# router mit win 3.11???



## moth (2. Januar 2002)

das hat zwar nicht all zu viel mit webservern zu tun, aber weiß vielleciht jemand ob es einen einfachen router wie zb jana server für win 3.11 gibt? dann hätte man nämlich nicht die schwierigkeiten (anfänger  ) von linux bzw. die "vorteile" von windows. moment noch, bevor ihr meckert: das ganze soll für nen 486er mit ner 420mb platte sein!!

naja, vielleciht kann mir jemand helfen...

ansonsten nen FROHES NEUES!


----------



## JanDelay (13. Januar 2002)

yo...

win 3.11 wissen aus meinem kopf zu kramen is mir leider zu anstrengend...

vielleicht findest du das ganz schön...

funzt wunderbar...vorrausgesetz du hast dsl

http://www.dtag.de/dtag/ipl2/cda/mtp/0,12419,301294d11000009050304121000004,00.html

greetz jan


----------



## moth (13. Januar 2002)

hehe, scherzkeks!

**Aufgaben:**
1. Für welchen Rechner sucht der Fragesteller im Thread zum Router für Win 3.11 eine Lösung?
2. Schreib bitte aus dem Thread zum Router für Win 3.11 den Abschnitt von „das hat zwar“ bis „nen FROHES NEUES!“ wortgetreu ab.

**Einträge:**
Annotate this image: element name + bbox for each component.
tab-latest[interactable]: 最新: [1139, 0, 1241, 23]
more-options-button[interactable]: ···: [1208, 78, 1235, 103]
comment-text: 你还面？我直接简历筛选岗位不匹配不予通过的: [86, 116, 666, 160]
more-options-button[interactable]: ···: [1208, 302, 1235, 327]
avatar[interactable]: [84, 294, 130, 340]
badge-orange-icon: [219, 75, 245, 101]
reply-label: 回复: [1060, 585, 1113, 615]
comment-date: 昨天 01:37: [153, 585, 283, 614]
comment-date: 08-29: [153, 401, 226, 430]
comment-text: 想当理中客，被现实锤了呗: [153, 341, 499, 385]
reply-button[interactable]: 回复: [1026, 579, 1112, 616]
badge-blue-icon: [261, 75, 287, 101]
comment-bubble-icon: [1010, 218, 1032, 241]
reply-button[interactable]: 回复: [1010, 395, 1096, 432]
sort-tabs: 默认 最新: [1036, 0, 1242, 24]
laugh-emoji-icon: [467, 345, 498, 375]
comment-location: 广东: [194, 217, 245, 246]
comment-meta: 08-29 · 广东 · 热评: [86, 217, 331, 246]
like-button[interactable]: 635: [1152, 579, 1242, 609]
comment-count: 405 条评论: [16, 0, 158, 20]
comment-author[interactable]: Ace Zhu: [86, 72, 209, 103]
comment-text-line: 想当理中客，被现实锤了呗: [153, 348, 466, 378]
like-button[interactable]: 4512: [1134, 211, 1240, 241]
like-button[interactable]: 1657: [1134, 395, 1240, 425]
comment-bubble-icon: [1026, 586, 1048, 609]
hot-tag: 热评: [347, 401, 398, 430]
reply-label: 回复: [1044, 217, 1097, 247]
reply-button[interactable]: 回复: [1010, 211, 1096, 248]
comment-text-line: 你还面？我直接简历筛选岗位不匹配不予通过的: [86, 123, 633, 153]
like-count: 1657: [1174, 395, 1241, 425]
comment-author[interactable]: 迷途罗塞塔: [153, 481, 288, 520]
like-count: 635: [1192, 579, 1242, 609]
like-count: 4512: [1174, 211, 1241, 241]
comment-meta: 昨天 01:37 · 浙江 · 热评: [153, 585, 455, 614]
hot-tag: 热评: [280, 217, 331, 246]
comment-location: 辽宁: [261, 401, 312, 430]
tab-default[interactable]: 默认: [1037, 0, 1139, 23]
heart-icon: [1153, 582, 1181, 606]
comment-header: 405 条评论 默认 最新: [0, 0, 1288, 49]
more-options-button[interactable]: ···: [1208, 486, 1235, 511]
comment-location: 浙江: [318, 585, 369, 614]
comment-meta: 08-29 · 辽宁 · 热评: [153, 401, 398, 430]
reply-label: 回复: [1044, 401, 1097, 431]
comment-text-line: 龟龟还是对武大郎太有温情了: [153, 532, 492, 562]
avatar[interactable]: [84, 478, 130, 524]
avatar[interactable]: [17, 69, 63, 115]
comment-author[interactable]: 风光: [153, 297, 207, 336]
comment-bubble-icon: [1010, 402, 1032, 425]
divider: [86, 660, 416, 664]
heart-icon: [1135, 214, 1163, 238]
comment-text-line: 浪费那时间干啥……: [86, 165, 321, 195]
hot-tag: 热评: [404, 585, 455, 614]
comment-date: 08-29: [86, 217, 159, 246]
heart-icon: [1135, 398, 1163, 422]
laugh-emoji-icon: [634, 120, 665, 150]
* * *
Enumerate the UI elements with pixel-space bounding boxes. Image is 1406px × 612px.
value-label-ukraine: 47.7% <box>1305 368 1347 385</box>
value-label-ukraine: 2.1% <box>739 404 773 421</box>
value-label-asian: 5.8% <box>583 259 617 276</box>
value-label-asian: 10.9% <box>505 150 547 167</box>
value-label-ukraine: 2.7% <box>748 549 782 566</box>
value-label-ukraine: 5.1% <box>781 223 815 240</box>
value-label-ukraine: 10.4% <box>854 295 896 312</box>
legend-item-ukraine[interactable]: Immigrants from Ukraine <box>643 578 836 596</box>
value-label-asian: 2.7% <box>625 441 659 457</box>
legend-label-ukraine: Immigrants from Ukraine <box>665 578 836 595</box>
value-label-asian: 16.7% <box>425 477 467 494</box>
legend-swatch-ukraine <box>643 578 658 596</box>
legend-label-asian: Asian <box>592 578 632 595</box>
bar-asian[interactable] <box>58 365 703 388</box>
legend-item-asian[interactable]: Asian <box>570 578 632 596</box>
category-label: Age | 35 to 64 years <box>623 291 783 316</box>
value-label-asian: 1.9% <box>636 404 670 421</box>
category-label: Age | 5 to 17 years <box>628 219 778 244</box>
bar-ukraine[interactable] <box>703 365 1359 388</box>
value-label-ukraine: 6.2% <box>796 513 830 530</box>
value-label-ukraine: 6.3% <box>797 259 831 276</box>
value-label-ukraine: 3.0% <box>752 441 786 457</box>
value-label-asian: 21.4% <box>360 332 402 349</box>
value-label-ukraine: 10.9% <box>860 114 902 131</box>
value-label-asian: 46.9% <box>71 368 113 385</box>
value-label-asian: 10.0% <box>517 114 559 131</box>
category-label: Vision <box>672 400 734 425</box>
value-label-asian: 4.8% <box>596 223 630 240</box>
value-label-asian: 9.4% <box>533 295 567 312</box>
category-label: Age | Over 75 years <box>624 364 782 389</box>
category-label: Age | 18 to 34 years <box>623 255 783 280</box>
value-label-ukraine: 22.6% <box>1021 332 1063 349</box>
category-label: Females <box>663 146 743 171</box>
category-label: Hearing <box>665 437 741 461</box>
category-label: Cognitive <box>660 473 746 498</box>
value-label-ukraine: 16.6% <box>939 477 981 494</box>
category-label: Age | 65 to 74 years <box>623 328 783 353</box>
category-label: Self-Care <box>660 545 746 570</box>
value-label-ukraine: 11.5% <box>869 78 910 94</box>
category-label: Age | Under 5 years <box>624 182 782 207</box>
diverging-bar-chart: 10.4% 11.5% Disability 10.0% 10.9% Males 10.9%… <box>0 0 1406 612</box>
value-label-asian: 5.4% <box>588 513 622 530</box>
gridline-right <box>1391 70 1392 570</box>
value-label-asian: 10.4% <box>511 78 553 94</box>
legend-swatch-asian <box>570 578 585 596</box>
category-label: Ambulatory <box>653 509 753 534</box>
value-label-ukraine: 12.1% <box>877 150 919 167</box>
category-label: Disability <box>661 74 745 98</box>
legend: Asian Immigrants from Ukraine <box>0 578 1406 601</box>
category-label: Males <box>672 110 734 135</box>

**Lösungen in Reihenfolge:**
1. Für einen 486er mit einer 420-MB-Platte.

2.
das hat zwar nicht all zu viel mit webservern zu tun, aber weiß vielleciht jemand ob es einen einfachen router wie zb jana server für win 3.11 gibt? dann hätte man nämlich nicht die schwierigkeiten (anfänger  ) von linux bzw. die "vorteile" von windows. moment noch, bevor ihr meckert: das ganze soll für nen 486er mit ner 420mb platte sein!!

naja, vielleciht kann mir jemand helfen...

ansonsten nen FROHES NEUES!